Exercise | Repeat exactly each line of the data provided below.
═══ Provided data ═══
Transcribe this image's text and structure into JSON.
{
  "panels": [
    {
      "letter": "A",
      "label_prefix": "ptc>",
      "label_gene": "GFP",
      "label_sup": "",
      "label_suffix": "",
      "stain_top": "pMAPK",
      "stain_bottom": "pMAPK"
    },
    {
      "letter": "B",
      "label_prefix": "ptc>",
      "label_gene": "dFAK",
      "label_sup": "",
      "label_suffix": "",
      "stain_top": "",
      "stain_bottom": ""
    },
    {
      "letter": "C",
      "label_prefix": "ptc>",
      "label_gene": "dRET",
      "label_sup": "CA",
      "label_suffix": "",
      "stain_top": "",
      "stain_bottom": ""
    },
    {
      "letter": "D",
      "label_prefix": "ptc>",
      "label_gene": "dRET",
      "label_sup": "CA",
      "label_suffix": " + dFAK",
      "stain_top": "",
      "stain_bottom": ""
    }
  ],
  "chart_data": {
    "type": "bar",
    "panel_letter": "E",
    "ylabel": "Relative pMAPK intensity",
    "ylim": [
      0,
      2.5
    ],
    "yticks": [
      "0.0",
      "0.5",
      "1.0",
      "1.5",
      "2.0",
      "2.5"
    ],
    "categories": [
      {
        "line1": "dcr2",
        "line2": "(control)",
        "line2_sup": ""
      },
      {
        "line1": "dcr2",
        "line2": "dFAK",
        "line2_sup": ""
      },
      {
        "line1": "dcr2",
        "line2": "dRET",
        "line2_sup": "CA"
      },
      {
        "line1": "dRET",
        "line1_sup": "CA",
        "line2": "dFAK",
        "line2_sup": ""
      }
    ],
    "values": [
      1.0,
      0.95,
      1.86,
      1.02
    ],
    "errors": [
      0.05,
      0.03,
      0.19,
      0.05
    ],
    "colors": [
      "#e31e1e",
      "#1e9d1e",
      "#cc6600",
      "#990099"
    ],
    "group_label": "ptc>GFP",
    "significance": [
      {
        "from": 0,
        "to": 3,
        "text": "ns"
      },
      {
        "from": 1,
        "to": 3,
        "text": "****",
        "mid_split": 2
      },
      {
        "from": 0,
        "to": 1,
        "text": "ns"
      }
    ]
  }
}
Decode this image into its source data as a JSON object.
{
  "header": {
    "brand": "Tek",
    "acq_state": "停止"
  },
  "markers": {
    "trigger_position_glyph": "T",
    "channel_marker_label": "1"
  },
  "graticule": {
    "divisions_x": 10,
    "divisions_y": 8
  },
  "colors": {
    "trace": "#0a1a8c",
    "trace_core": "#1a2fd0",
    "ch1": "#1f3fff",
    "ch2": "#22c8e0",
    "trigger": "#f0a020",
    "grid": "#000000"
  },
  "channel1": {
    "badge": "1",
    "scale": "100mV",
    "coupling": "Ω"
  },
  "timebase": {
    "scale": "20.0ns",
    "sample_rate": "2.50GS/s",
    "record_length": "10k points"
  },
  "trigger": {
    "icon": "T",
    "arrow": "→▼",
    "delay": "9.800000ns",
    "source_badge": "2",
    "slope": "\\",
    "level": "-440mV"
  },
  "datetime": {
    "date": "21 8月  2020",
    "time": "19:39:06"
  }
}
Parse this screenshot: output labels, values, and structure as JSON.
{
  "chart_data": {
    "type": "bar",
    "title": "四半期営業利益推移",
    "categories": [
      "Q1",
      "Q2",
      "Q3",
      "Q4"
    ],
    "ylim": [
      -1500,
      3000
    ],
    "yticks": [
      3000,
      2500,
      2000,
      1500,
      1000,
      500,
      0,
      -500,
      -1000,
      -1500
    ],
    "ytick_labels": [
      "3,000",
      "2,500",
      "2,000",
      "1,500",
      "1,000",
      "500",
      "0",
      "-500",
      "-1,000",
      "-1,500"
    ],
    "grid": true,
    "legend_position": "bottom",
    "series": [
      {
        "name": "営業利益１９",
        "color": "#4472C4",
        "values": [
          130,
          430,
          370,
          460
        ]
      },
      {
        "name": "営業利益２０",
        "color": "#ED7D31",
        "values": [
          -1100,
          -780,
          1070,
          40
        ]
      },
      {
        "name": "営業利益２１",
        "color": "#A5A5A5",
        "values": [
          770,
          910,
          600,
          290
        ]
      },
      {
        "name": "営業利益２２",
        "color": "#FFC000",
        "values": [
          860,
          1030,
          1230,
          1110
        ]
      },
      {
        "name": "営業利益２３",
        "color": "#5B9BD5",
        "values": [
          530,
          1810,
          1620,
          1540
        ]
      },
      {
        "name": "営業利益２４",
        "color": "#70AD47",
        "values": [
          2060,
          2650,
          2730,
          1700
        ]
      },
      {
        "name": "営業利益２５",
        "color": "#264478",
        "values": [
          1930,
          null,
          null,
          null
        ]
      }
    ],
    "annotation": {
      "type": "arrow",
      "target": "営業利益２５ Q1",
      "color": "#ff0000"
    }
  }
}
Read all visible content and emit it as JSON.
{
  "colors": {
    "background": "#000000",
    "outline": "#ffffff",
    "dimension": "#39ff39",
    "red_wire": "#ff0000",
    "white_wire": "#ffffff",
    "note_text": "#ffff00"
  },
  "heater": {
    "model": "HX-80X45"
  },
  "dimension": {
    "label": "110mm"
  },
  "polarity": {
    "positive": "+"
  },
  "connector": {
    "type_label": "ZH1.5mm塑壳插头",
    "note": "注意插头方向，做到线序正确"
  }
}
═══
Exercise result |
Transcribe this image's text and structure into JSON.
{
  "panels": [
    {
      "letter": "A",
      "label_prefix": "ptc>",
      "label_gene": "GFP",
      "label_sup": "",
      "label_suffix": "",
      "stain_top": "pMAPK",
      "stain_bottom": "pMAPK"
    },
    {
      "letter": "B",
      "label_prefix": "ptc>",
      "label_gene": "dFAK",
      "label_sup": "",
      "label_suffix": "",
      "stain_top": "",
      "stain_bottom": ""
    },
    {
      "letter": "C",
      "label_prefix": "ptc>",
      "label_gene": "dRET",
      "label_sup": "CA",
      "label_suffix": "",
      "stain_top": "",
      "stain_bottom": ""
    },
    {
      "letter": "D",
      "label_prefix": "ptc>",
      "label_gene": "dRET",
      "label_sup": "CA",
      "label_suffix": " + dFAK",
      "stain_top": "",
      "stain_bottom": ""
    }
  ],
  "chart_data": {
    "type": "bar",
    "panel_letter": "E",
    "ylabel": "Relative pMAPK intensity",
    "ylim": [
      0,
      2.5
    ],
    "yticks": [
      "0.0",
      "0.5",
      "1.0",
      "1.5",
      "2.0",
      "2.5"
    ],
    "categories": [
      {
        "line1": "dcr2",
        "line2": "(control)",
        "line2_sup": ""
      },
      {
        "line1": "dcr2",
        "line2": "dFAK",
        "line2_sup": ""
      },
      {
        "line1": "dcr2",
        "line2": "dRET",
        "line2_sup": "CA"
      },
      {
        "line1": "dRET",
        "line1_sup": "CA",
        "line2": "dFAK",
        "line2_sup": ""
      }
    ],
    "values": [
      1.0,
      0.95,
      1.86,
      1.02
    ],
    "errors": [
      0.05,
      0.03,
      0.19,
      0.05
    ],
    "colors": [
      "#e31e1e",
      "#1e9d1e",
      "#cc6600",
      "#990099"
    ],
    "group_label": "ptc>GFP",
    "significance": [
      {
        "from": 0,
        "to": 3,
        "text": "ns"
      },
      {
        "from": 1,
        "to": 3,
        "text": "****",
        "mid_split": 2
      },
      {
        "from": 0,
        "to": 1,
        "text": "ns"
      }
    ]
  }
}
Decode this image into its source data as a JSON object.
{
  "header": {
    "brand": "Tek",
    "acq_state": "停止"
  },
  "markers": {
    "trigger_position_glyph": "T",
    "channel_marker_label": "1"
  },
  "graticule": {
    "divisions_x": 10,
    "divisions_y": 8
  },
  "colors": {
    "trace": "#0a1a8c",
    "trace_core": "#1a2fd0",
    "ch1": "#1f3fff",
    "ch2": "#22c8e0",
    "trigger": "#f0a020",
    "grid": "#000000"
  },
  "channel1": {
    "badge": "1",
    "scale": "100mV",
    "coupling": "Ω"
  },
  "timebase": {
    "scale": "20.0ns",
    "sample_rate": "2.50GS/s",
    "record_length": "10k points"
  },
  "trigger": {
    "icon": "T",
    "arrow": "→▼",
    "delay": "9.800000ns",
    "source_badge": "2",
    "slope": "\\",
    "level": "-440mV"
  },
  "datetime": {
    "date": "21 8月  2020",
    "time": "19:39:06"
  }
}
Parse this screenshot: output labels, values, and structure as JSON.
{
  "chart_data": {
    "type": "bar",
    "title": "四半期営業利益推移",
    "categories": [
      "Q1",
      "Q2",
      "Q3",
      "Q4"
    ],
    "ylim": [
      -1500,
      3000
    ],
    "yticks": [
      3000,
      2500,
      2000,
      1500,
      1000,
      500,
      0,
      -500,
      -1000,
      -1500
    ],
    "ytick_labels": [
      "3,000",
      "2,500",
      "2,000",
      "1,500",
      "1,000",
      "500",
      "0",
      "-500",
      "-1,000",
      "-1,500"
    ],
    "grid": true,
    "legend_position": "bottom",
    "series": [
      {
        "name": "営業利益１９",
        "color": "#4472C4",
        "values": [
          130,
          430,
          370,
          460
        ]
      },
      {
        "name": "営業利益２０",
        "color": "#ED7D31",
        "values": [
          -1100,
          -780,
          1070,
          40
        ]
      },
      {
        "name": "営業利益２１",
        "color": "#A5A5A5",
        "values": [
          770,
          910,
          600,
          290
        ]
      },
      {
        "name": "営業利益２２",
        "color": "#FFC000",
        "values": [
          860,
          1030,
          1230,
          1110
        ]
      },
      {
        "name": "営業利益２３",
        "color": "#5B9BD5",
        "values": [
          530,
          1810,
          1620,
          1540
        ]
      },
      {
        "name": "営業利益２４",
        "color": "#70AD47",
        "values": [
          2060,
          2650,
          2730,
          1700
        ]
      },
      {
        "name": "営業利益２５",
        "color": "#264478",
        "values": [
          1930,
          null,
          null,
          null
        ]
      }
    ],
    "annotation": {
      "type": "arrow",
      "target": "営業利益２５ Q1",
      "color": "#ff0000"
    }
  }
}
Read all visible content and emit it as JSON.
{
  "colors": {
    "background": "#000000",
    "outline": "#ffffff",
    "dimension": "#39ff39",
    "red_wire": "#ff0000",
    "white_wire": "#ffffff",
    "note_text": "#ffff00"
  },
  "heater": {
    "model": "HX-80X45"
  },
  "dimension": {
    "label": "110mm"
  },
  "polarity": {
    "positive": "+"
  },
  "connector": {
    "type_label": "ZH1.5mm塑壳插头",
    "note": "注意插头方向，做到线序正确"
  }
}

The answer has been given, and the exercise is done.